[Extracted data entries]
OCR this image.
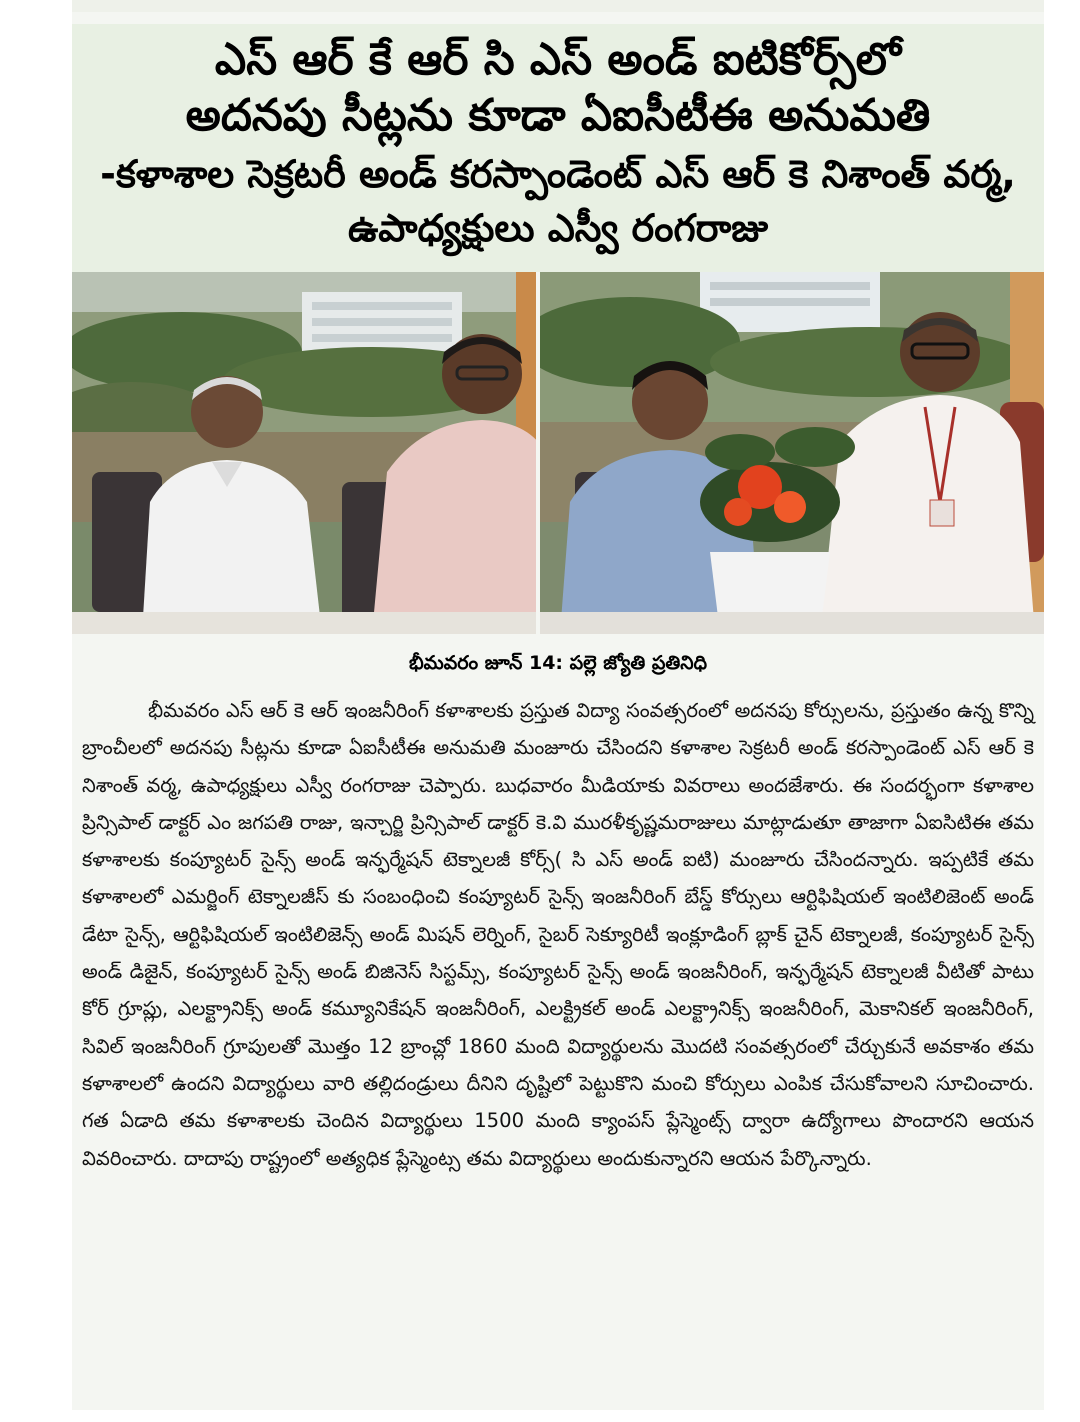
ఎస్ ఆర్ కే ఆర్ సి ఎస్ అండ్ ఐటికోర్స్‌లో
అదనపు సీట్లను కూడా ఏఐసీటీఈ అనుమతి
-కళాశాల సెక్రటరీ అండ్ కరస్పాండెంట్ ఎస్ ఆర్ కె నిశాంత్ వర్మ,
ఉపాధ్యక్షులు ఎస్వీ రంగరాజు
భీమవరం జూన్ 14: పల్లె జ్యోతి ప్రతినిధి
భీమవరం ఎస్ ఆర్ కె ఆర్ ఇంజనీరింగ్ కళాశాలకు ప్రస్తుత విద్యా సంవత్సరంలో అదనపు కోర్సులను, ప్రస్తుతం ఉన్న కొన్ని బ్రాంచీలలో అదనపు సీట్లను కూడా ఏఐసీటీఈ అనుమతి మంజూరు చేసిందని కళాశాల సెక్రటరీ అండ్ కరస్పాండెంట్ ఎస్ ఆర్ కె నిశాంత్ వర్మ, ఉపాధ్యక్షులు ఎస్వీ రంగరాజు చెప్పారు. బుధవారం మీడియాకు వివరాలు అందజేశారు. ఈ సందర్భంగా కళాశాల ప్రిన్సిపాల్ డాక్టర్ ఎం జగపతి రాజు, ఇన్చార్జి ప్రిన్సిపాల్ డాక్టర్ కె.వి మురళీకృష్ణమరాజులు మాట్లాడుతూ తాజాగా ఏఐసిటిఈ తమ కళాశాలకు కంప్యూటర్ సైన్స్ అండ్ ఇన్ఫర్మేషన్ టెక్నాలజీ కోర్స్( సి ఎస్ అండ్ ఐటి) మంజూరు చేసిందన్నారు. ఇప్పటికే తమ కళాశాలలో ఎమర్జింగ్ టెక్నాలజీస్ కు సంబంధించి కంప్యూటర్ సైన్స్ ఇంజనీరింగ్ బేస్డ్ కోర్సులు ఆర్టిఫిషియల్ ఇంటిలిజెంట్ అండ్ డేటా సైన్స్, ఆర్టిఫిషియల్ ఇంటిలిజెన్స్ అండ్ మిషన్ లెర్నింగ్, సైబర్ సెక్యూరిటీ ఇంక్లూడింగ్ బ్లాక్ చైన్ టెక్నాలజీ, కంప్యూటర్ సైన్స్ అండ్ డిజైన్, కంప్యూటర్ సైన్స్ అండ్ బిజినెస్ సిస్టమ్స్, కంప్యూటర్ సైన్స్ అండ్ ఇంజనీరింగ్, ఇన్ఫర్మేషన్ టెక్నాలజీ వీటితో పాటు కోర్ గ్రూప్లు, ఎలక్ట్రానిక్స్ అండ్ కమ్యూనికేషన్ ఇంజనీరింగ్, ఎలక్ట్రికల్ అండ్ ఎలక్ట్రానిక్స్ ఇంజనీరింగ్, మెకానికల్ ఇంజనీరింగ్, సివిల్ ఇంజనీరింగ్ గ్రూపులతో మొత్తం 12 బ్రాంచ్లో 1860 మంది విద్యార్థులను మొదటి సంవత్సరంలో చేర్చుకునే అవకాశం తమ కళాశాలలో ఉందని విద్యార్థులు వారి తల్లిదండ్రులు దీనిని దృష్టిలో పెట్టుకొని మంచి కోర్సులు ఎంపిక చేసుకోవాలని సూచించారు. గత ఏడాది తమ కళాశాలకు చెందిన విద్యార్థులు 1500 మంది క్యాంపస్ ప్లేస్మెంట్స్ ద్వారా ఉద్యోగాలు పొందారని ఆయన వివరించారు. దాదాపు రాష్ట్రంలో అత్యధిక ప్లేస్మెంట్స తమ విద్యార్థులు అందుకున్నారని ఆయన పేర్కొన్నారు.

--- Aim ---
Pick out all lines containing the string "అదనప".

--- Finished exercise ---
అదనపు సీట్లను కూడా ఏఐసీటీఈ అనుమతి
భీమవరం ఎస్ ఆర్ కె ఆర్ ఇంజనీరింగ్ కళాశాలకు ప్రస్తుత విద్యా సంవత్సరంలో అదనపు కోర్సులను, ప్రస్తుతం ఉన్న కొన్ని బ్రాంచీలలో అదనపు సీట్లను కూడా ఏఐసీటీఈ అనుమతి మంజూరు చేసిందని కళాశాల సెక్రటరీ అండ్ కరస్పాండెంట్ ఎస్ ఆర్ కె నిశాంత్ వర్మ, ఉపాధ్యక్షులు ఎస్వీ రంగరాజు చెప్పారు. బుధవారం మీడియాకు వివరాలు అందజేశారు. ఈ సందర్భంగా కళాశాల ప్రిన్సిపాల్ డాక్టర్ ఎం జగపతి రాజు, ఇన్చార్జి ప్రిన్సిపాల్ డాక్టర్ కె.వి మురళీకృష్ణమరాజులు మాట్లాడుతూ తాజాగా ఏఐసిటిఈ తమ కళాశాలకు కంప్యూటర్ సైన్స్ అండ్ ఇన్ఫర్మేషన్ టెక్నాలజీ కోర్స్( సి ఎస్ అండ్ ఐటి) మంజూరు చేసిందన్నారు. ఇప్పటికే తమ కళాశాలలో ఎమర్జింగ్ టెక్నాలజీస్ కు సంబంధించి కంప్యూటర్ సైన్స్ ఇంజనీరింగ్ బేస్డ్ కోర్సులు ఆర్టిఫిషియల్ ఇంటిలిజెంట్ అండ్ డేటా సైన్స్, ఆర్టిఫిషియల్ ఇంటిలిజెన్స్ అండ్ మిషన్ లెర్నింగ్, సైబర్ సెక్యూరిటీ ఇంక్లూడింగ్ బ్లాక్ చైన్ టెక్నాలజీ, కంప్యూటర్ సైన్స్ అండ్ డిజైన్, కంప్యూటర్ సైన్స్ అండ్ బిజినెస్ సిస్టమ్స్, కంప్యూటర్ సైన్స్ అండ్ ఇంజనీరింగ్, ఇన్ఫర్మేషన్ టెక్నాలజీ వీటితో పాటు కోర్ గ్రూప్లు, ఎలక్ట్రానిక్స్ అండ్ కమ్యూనికేషన్ ఇంజనీరింగ్, ఎలక్ట్రికల్ అండ్ ఎలక్ట్రానిక్స్ ఇంజనీరింగ్, మెకానికల్ ఇంజనీరింగ్, సివిల్ ఇంజనీరింగ్ గ్రూపులతో మొత్తం 12 బ్రాంచ్లో 1860 మంది విద్యార్థులను మొదటి సంవత్సరంలో చేర్చుకునే అవకాశం తమ కళాశాలలో ఉందని విద్యార్థులు వారి తల్లిదండ్రులు దీనిని దృష్టిలో పెట్టుకొని మంచి కోర్సులు ఎంపిక చేసుకోవాలని సూచించారు. గత ఏడాది తమ కళాశాలకు చెందిన విద్యార్థులు 1500 మంది క్యాంపస్ ప్లేస్మెంట్స్ ద్వారా ఉద్యోగాలు పొందారని ఆయన వివరించారు. దాదాపు రాష్ట్రంలో అత్యధిక ప్లేస్మెంట్స తమ విద్యార్థులు అందుకున్నారని ఆయన పేర్కొన్నారు.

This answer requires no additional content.